Requirements
Identify the lines that contain the string "name" and copy all of them.

··· Input ···

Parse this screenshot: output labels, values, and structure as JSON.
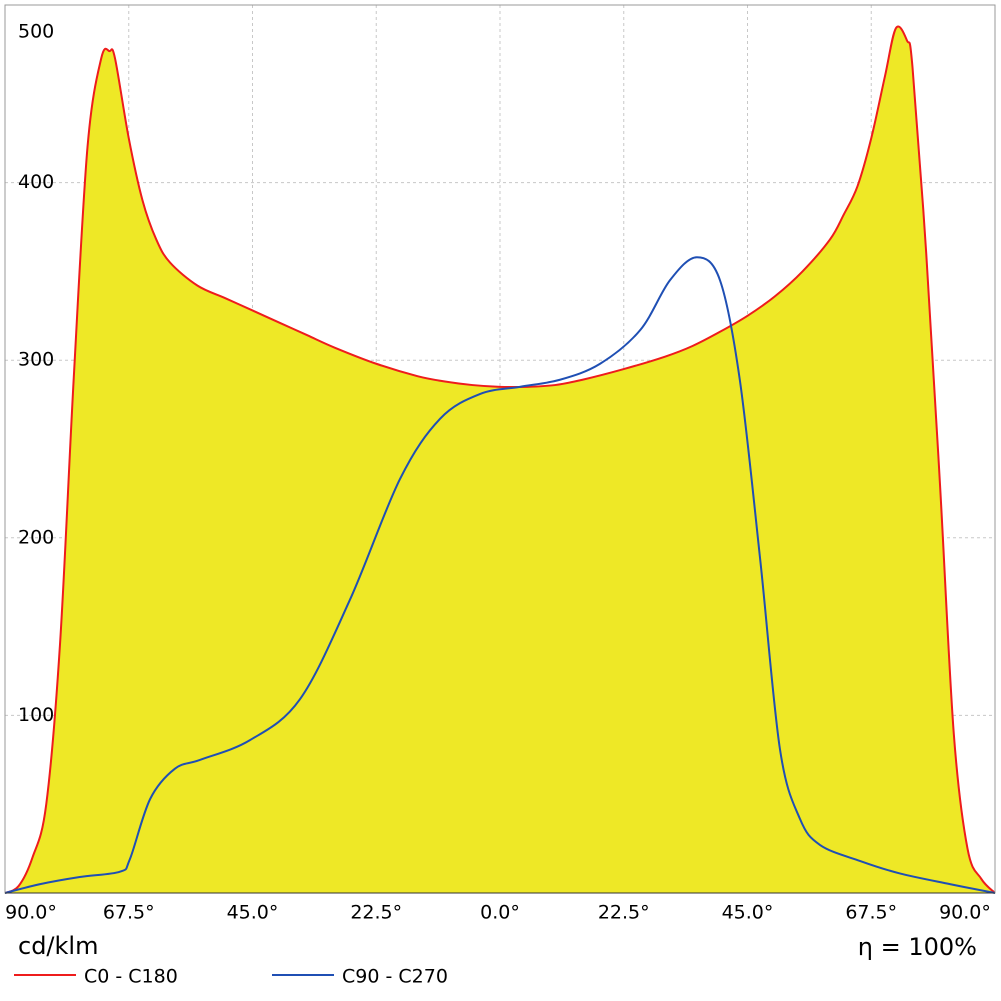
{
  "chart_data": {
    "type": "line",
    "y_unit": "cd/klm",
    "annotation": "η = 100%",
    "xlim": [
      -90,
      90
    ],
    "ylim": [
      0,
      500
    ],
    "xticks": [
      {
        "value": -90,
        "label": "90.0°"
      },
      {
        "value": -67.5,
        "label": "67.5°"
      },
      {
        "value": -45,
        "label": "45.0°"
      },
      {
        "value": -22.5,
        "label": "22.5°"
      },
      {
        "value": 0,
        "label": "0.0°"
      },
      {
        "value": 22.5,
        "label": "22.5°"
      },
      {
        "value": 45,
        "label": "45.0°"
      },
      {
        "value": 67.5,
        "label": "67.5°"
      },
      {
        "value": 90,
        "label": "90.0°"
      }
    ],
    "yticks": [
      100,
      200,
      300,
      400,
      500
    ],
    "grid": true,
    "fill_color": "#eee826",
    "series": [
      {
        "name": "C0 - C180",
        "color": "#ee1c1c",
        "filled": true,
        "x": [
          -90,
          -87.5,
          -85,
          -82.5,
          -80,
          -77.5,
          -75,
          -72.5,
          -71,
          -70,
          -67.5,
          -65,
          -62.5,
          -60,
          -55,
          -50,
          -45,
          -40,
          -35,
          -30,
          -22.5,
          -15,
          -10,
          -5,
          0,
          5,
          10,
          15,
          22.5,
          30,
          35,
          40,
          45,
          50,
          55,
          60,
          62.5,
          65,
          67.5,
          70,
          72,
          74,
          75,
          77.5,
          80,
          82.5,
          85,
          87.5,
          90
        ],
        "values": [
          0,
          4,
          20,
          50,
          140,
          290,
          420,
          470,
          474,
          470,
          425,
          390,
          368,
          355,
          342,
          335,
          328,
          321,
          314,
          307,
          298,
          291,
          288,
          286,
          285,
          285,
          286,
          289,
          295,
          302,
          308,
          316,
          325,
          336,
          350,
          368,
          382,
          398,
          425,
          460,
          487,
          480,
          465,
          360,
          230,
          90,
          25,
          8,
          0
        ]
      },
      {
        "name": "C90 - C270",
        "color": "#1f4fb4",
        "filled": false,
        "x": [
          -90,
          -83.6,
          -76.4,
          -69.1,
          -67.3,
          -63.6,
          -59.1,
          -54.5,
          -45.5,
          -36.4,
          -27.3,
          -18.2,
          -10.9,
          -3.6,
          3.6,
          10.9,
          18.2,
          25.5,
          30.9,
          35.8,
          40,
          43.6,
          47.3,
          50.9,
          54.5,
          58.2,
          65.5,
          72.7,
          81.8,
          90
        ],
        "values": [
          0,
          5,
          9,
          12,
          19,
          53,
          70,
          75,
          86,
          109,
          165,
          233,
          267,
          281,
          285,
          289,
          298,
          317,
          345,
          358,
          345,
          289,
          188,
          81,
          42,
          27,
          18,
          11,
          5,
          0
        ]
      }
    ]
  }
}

···
··· Input ···

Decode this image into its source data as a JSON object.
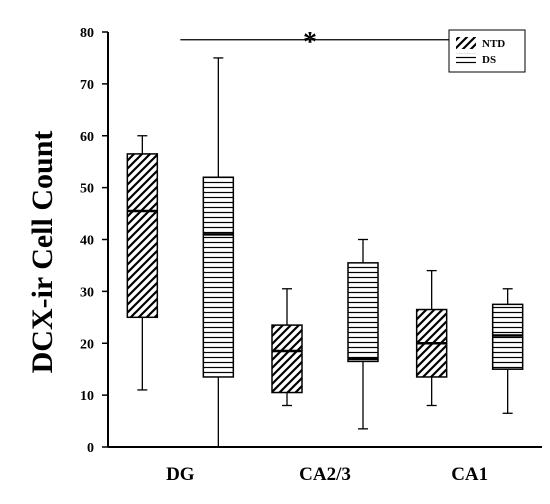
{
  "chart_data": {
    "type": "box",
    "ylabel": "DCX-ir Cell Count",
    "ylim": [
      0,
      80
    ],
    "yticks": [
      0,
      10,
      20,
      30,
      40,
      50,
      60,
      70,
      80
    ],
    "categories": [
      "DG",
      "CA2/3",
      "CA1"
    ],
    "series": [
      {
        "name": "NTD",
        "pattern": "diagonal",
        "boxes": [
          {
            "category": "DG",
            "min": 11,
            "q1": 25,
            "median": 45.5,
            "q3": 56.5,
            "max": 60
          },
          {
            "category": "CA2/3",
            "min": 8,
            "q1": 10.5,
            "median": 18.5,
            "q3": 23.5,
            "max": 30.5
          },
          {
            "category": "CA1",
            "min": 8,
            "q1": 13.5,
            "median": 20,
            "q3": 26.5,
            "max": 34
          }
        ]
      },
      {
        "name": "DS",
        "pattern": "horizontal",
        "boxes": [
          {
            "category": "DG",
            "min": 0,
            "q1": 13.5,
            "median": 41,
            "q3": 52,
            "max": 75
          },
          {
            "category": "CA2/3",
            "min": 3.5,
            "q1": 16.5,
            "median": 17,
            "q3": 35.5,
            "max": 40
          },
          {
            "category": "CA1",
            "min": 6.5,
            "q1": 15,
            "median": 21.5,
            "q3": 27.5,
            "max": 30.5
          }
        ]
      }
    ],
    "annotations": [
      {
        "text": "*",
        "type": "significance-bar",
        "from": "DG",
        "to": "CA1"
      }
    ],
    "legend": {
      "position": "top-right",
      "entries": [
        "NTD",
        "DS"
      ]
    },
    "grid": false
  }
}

···

Right answer
        "name": "C0 - C180",
        "name": "C90 - C270",
        "name": "NTD",
        "name": "DS",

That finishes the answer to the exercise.